> [What this task involves]:
The result should be every line in the material below containing the string "mRNA".

> [Records for the task]:

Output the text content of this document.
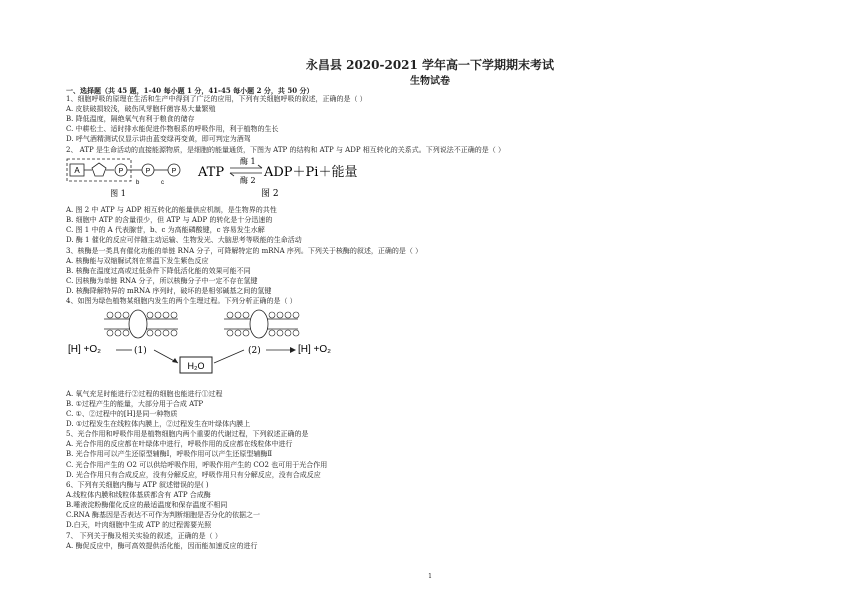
永昌县 2020-2021 学年高一下学期期末考试
生物试卷
一、选择题（共 45 题，1-40 每小题 1 分，41-45 每小题 2 分，共 50 分）
1、细胞呼吸的原理在生活和生产中得到了广泛的应用，下列有关细胞呼吸的叙述，正确的是（ ）
A. 皮肤破损较浅，破伤风芽胞杆菌容易大量繁殖
B. 降低温度，隔绝氧气有利于粮食的储存
C. 中耕松土、适时排水能促进作物根系的呼吸作用，利于植物的生长
D. 呼气酒精测试仪显示讲由蓝变绿再变黄，即可判定为酒驾
2、 ATP 是生命活动的直接能源物质，是细胞的能量通货，下图为 ATP 的结构和 ATP 与 ADP 相互转化的关系式。下列说法不正确的是（ ）
A	P	P	P
b	c
图 1
ATP
酶 1
酶 2
ADP＋Pi＋能量
图 2
A. 图 2 中 ATP 与 ADP 相互转化的能量供应机制，是生物界的共性
B. 细胞中 ATP 的含量很少，但 ATP 与 ADP 的转化是十分迅速的
C. 图 1 中的 A 代表腺苷，b、c 为高能磷酸键，c 容易发生水解
D. 酶 1 催化的反应可伴随主动运输、生物发光、大脑思考等吸能的生命活动
3、核酶是一类具有催化功能的单链 RNA 分子，可降解特定的 mRNA 序列。下列关于核酶的叙述，正确的是（ ）
A. 核酶能与双缩脲试剂在常温下发生紫色反应
B. 核酶在温度过高或过低条件下降低活化能的效果可能不同
C. 因核酶为单链 RNA 分子，所以核酶分子中一定不存在氢键
D. 核酶降解特异的 mRNA 序列时，破坏的是相邻碱基之间的氢键
4、如图为绿色植物某细胞内发生的两个生理过程。下列分析正确的是（ ）
[H] +O₂	(1)
H₂O
(2)	[H] +O₂
A. 氧气充足时能进行②过程的细胞也能进行①过程
B. ①过程产生的能量，大部分用于合成 ATP
C. ①、②过程中的[H]是同一种物质
D. ①过程发生在线粒体内膜上，②过程发生在叶绿体内膜上
5、光合作用和呼吸作用是植物细胞内两个重要的代谢过程，下列叙述正确的是
A. 光合作用的反应都在叶绿体中进行，呼吸作用的反应都在线粒体中进行
B. 光合作用可以产生还原型辅酶Ⅰ，呼吸作用可以产生还原型辅酶Ⅱ
C. 光合作用产生的 O2 可以供给呼吸作用，呼吸作用产生的 CO2 也可用于光合作用
D. 光合作用只有合成反应，没有分解反应，呼吸作用只有分解反应，没有合成反应
6、下列有关细胞内酶与 ATP 叙述错误的是( )
A.线粒体内膜和线粒体基质都含有 ATP 合成酶
B.唾液淀粉酶催化反应的最适温度和保存温度不相同
C.RNA 酶基因是否表达不可作为判断细胞是否分化的依据之一
D.白天，叶肉细胞中生成 ATP 的过程需要光照
7、 下列关于酶及相关实验的叙述，正确的是（ ）
A. 酶促反应中，酶可高效提供活化能，因而能加速反应的进行
1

> [Response to this task]:
3、核酶是一类具有催化功能的单链 RNA 分子，可降解特定的 mRNA 序列。下列关于核酶的叙述，正确的是（ ）
D. 核酶降解特异的 mRNA 序列时，破坏的是相邻碱基之间的氢键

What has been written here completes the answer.